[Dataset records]

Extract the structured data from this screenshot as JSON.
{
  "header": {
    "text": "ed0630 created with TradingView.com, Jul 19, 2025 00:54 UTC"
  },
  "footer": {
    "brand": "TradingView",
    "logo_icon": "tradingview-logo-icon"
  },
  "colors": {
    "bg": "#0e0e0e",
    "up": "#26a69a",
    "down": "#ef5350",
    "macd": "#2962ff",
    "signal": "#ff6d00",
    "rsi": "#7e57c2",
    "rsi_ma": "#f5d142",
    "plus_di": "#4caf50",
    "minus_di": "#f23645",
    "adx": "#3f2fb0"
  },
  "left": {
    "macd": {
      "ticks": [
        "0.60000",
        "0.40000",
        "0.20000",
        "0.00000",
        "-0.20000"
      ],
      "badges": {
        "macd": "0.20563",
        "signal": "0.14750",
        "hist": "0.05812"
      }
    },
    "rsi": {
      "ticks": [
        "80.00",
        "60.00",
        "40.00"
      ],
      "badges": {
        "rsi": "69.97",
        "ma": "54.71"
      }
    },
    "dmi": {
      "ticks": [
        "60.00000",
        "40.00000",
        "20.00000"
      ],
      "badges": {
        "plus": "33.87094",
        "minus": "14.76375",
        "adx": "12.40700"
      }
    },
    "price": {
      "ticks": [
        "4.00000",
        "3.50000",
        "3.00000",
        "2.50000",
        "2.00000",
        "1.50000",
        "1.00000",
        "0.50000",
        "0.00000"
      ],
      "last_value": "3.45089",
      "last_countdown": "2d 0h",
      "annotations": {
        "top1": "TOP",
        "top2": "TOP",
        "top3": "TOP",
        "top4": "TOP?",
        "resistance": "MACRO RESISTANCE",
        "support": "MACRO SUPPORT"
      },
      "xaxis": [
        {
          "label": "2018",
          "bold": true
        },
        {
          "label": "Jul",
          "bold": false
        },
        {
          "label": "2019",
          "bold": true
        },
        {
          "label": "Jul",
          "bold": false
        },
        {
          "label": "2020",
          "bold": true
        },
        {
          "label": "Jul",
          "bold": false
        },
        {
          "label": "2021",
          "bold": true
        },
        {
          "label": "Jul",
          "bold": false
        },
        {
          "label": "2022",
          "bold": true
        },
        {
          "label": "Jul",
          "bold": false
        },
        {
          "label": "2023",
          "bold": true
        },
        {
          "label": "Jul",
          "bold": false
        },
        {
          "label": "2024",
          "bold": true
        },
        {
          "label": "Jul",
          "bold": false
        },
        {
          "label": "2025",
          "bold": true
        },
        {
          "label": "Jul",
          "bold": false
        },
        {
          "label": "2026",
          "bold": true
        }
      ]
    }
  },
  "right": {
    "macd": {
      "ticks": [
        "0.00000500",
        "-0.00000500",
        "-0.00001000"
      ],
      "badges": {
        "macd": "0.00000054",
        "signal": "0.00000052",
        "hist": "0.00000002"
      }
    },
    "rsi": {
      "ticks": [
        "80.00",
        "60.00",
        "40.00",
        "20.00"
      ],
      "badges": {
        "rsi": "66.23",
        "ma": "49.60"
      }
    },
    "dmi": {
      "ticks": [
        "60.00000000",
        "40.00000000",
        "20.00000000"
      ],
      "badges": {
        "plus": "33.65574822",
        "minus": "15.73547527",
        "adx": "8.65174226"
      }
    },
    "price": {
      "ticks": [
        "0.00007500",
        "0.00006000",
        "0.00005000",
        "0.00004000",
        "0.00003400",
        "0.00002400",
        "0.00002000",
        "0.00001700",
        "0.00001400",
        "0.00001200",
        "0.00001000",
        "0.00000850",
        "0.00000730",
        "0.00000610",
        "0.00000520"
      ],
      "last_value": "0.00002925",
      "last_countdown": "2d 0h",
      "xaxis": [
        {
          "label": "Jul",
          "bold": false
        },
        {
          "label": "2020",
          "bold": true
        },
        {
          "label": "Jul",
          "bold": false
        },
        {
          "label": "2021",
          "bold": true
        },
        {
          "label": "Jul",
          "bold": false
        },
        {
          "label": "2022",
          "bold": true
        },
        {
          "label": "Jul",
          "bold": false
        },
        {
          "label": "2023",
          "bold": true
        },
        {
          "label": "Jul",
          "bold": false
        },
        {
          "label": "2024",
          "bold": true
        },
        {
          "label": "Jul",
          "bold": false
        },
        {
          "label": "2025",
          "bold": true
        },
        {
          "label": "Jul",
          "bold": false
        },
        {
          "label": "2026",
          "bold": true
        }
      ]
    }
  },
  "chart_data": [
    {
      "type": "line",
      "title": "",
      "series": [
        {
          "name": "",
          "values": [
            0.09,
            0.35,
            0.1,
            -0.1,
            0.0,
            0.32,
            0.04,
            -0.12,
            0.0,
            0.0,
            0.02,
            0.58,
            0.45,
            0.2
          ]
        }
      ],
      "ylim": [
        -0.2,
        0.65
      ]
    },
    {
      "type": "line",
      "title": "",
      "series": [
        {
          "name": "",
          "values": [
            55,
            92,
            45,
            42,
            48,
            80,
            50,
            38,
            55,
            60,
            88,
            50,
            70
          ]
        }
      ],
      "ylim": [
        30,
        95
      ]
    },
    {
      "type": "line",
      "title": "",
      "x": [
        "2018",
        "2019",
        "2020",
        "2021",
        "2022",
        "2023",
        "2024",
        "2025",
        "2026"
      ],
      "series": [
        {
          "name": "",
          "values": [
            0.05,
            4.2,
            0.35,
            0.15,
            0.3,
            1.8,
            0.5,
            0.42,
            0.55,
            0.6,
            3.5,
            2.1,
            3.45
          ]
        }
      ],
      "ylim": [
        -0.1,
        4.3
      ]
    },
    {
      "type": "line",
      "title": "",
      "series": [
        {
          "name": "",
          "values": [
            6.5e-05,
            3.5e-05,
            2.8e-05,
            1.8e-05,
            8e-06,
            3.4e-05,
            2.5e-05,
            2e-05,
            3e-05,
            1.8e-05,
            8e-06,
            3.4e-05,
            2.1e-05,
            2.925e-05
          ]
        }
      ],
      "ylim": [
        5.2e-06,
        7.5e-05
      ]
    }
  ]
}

Set exercise
Faithfully copy every entry, leaving nothing out.

Full answer
Extract the structured data from this screenshot as JSON.
{
  "header": {
    "text": "ed0630 created with TradingView.com, Jul 19, 2025 00:54 UTC"
  },
  "footer": {
    "brand": "TradingView",
    "logo_icon": "tradingview-logo-icon"
  },
  "colors": {
    "bg": "#0e0e0e",
    "up": "#26a69a",
    "down": "#ef5350",
    "macd": "#2962ff",
    "signal": "#ff6d00",
    "rsi": "#7e57c2",
    "rsi_ma": "#f5d142",
    "plus_di": "#4caf50",
    "minus_di": "#f23645",
    "adx": "#3f2fb0"
  },
  "left": {
    "macd": {
      "ticks": [
        "0.60000",
        "0.40000",
        "0.20000",
        "0.00000",
        "-0.20000"
      ],
      "badges": {
        "macd": "0.20563",
        "signal": "0.14750",
        "hist": "0.05812"
      }
    },
    "rsi": {
      "ticks": [
        "80.00",
        "60.00",
        "40.00"
      ],
      "badges": {
        "rsi": "69.97",
        "ma": "54.71"
      }
    },
    "dmi": {
      "ticks": [
        "60.00000",
        "40.00000",
        "20.00000"
      ],
      "badges": {
        "plus": "33.87094",
        "minus": "14.76375",
        "adx": "12.40700"
      }
    },
    "price": {
      "ticks": [
        "4.00000",
        "3.50000",
        "3.00000",
        "2.50000",
        "2.00000",
        "1.50000",
        "1.00000",
        "0.50000",
        "0.00000"
      ],
      "last_value": "3.45089",
      "last_countdown": "2d 0h",
      "annotations": {
        "top1": "TOP",
        "top2": "TOP",
        "top3": "TOP",
        "top4": "TOP?",
        "resistance": "MACRO RESISTANCE",
        "support": "MACRO SUPPORT"
      },
      "xaxis": [
        {
          "label": "2018",
          "bold": true
        },
        {
          "label": "Jul",
          "bold": false
        },
        {
          "label": "2019",
          "bold": true
        },
        {
          "label": "Jul",
          "bold": false
        },
        {
          "label": "2020",
          "bold": true
        },
        {
          "label": "Jul",
          "bold": false
        },
        {
          "label": "2021",
          "bold": true
        },
        {
          "label": "Jul",
          "bold": false
        },
        {
          "label": "2022",
          "bold": true
        },
        {
          "label": "Jul",
          "bold": false
        },
        {
          "label": "2023",
          "bold": true
        },
        {
          "label": "Jul",
          "bold": false
        },
        {
          "label": "2024",
          "bold": true
        },
        {
          "label": "Jul",
          "bold": false
        },
        {
          "label": "2025",
          "bold": true
        },
        {
          "label": "Jul",
          "bold": false
        },
        {
          "label": "2026",
          "bold": true
        }
      ]
    }
  },
  "right": {
    "macd": {
      "ticks": [
        "0.00000500",
        "-0.00000500",
        "-0.00001000"
      ],
      "badges": {
        "macd": "0.00000054",
        "signal": "0.00000052",
        "hist": "0.00000002"
      }
    },
    "rsi": {
      "ticks": [
        "80.00",
        "60.00",
        "40.00",
        "20.00"
      ],
      "badges": {
        "rsi": "66.23",
        "ma": "49.60"
      }
    },
    "dmi": {
      "ticks": [
        "60.00000000",
        "40.00000000",
        "20.00000000"
      ],
      "badges": {
        "plus": "33.65574822",
        "minus": "15.73547527",
        "adx": "8.65174226"
      }
    },
    "price": {
      "ticks": [
        "0.00007500",
        "0.00006000",
        "0.00005000",
        "0.00004000",
        "0.00003400",
        "0.00002400",
        "0.00002000",
        "0.00001700",
        "0.00001400",
        "0.00001200",
        "0.00001000",
        "0.00000850",
        "0.00000730",
        "0.00000610",
        "0.00000520"
      ],
      "last_value": "0.00002925",
      "last_countdown": "2d 0h",
      "xaxis": [
        {
          "label": "Jul",
          "bold": false
        },
        {
          "label": "2020",
          "bold": true
        },
        {
          "label": "Jul",
          "bold": false
        },
        {
          "label": "2021",
          "bold": true
        },
        {
          "label": "Jul",
          "bold": false
        },
        {
          "label": "2022",
          "bold": true
        },
        {
          "label": "Jul",
          "bold": false
        },
        {
          "label": "2023",
          "bold": true
        },
        {
          "label": "Jul",
          "bold": false
        },
        {
          "label": "2024",
          "bold": true
        },
        {
          "label": "Jul",
          "bold": false
        },
        {
          "label": "2025",
          "bold": true
        },
        {
          "label": "Jul",
          "bold": false
        },
        {
          "label": "2026",
          "bold": true
        }
      ]
    }
  },
  "chart_data": [
    {
      "type": "line",
      "title": "",
      "series": [
        {
          "name": "",
          "values": [
            0.09,
            0.35,
            0.1,
            -0.1,
            0.0,
            0.32,
            0.04,
            -0.12,
            0.0,
            0.0,
            0.02,
            0.58,
            0.45,
            0.2
          ]
        }
      ],
      "ylim": [
        -0.2,
        0.65
      ]
    },
    {
      "type": "line",
      "title": "",
      "series": [
        {
          "name": "",
          "values": [
            55,
            92,
            45,
            42,
            48,
            80,
            50,
            38,
            55,
            60,
            88,
            50,
            70
          ]
        }
      ],
      "ylim": [
        30,
        95
      ]
    },
    {
      "type": "line",
      "title": "",
      "x": [
        "2018",
        "2019",
        "2020",
        "2021",
        "2022",
        "2023",
        "2024",
        "2025",
        "2026"
      ],
      "series": [
        {
          "name": "",
          "values": [
            0.05,
            4.2,
            0.35,
            0.15,
            0.3,
            1.8,
            0.5,
            0.42,
            0.55,
            0.6,
            3.5,
            2.1,
            3.45
          ]
        }
      ],
      "ylim": [
        -0.1,
        4.3
      ]
    },
    {
      "type": "line",
      "title": "",
      "series": [
        {
          "name": "",
          "values": [
            6.5e-05,
            3.5e-05,
            2.8e-05,
            1.8e-05,
            8e-06,
            3.4e-05,
            2.5e-05,
            2e-05,
            3e-05,
            1.8e-05,
            8e-06,
            3.4e-05,
            2.1e-05,
            2.925e-05
          ]
        }
      ],
      "ylim": [
        5.2e-06,
        7.5e-05
      ]
    }
  ]
}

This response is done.